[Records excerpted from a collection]
=-=-=

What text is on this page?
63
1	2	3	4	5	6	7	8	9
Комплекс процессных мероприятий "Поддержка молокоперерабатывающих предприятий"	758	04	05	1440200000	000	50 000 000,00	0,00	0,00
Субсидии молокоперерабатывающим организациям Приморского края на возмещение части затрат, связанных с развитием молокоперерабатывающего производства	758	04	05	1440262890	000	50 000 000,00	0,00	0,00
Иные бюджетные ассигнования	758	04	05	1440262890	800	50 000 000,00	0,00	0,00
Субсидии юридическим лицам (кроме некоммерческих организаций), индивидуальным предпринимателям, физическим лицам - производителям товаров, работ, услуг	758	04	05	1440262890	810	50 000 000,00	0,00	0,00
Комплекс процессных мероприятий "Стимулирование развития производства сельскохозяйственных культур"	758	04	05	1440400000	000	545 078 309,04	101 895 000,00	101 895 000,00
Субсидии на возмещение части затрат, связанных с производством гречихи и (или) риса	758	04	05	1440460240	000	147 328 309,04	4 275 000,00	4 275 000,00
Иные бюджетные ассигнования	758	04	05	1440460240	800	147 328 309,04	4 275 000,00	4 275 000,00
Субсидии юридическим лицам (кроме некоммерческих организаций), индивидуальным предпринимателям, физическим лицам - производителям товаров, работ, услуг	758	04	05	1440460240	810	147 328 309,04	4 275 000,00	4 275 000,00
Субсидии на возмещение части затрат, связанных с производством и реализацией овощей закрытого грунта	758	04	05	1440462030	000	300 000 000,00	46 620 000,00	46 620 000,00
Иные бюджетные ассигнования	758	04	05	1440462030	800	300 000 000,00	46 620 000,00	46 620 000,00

=-=-=

**GIVEN PROBLEM:**
Work out how many lines of the listing above include the word "производства". Report only the number.

**WRITTEN ANSWER:**
2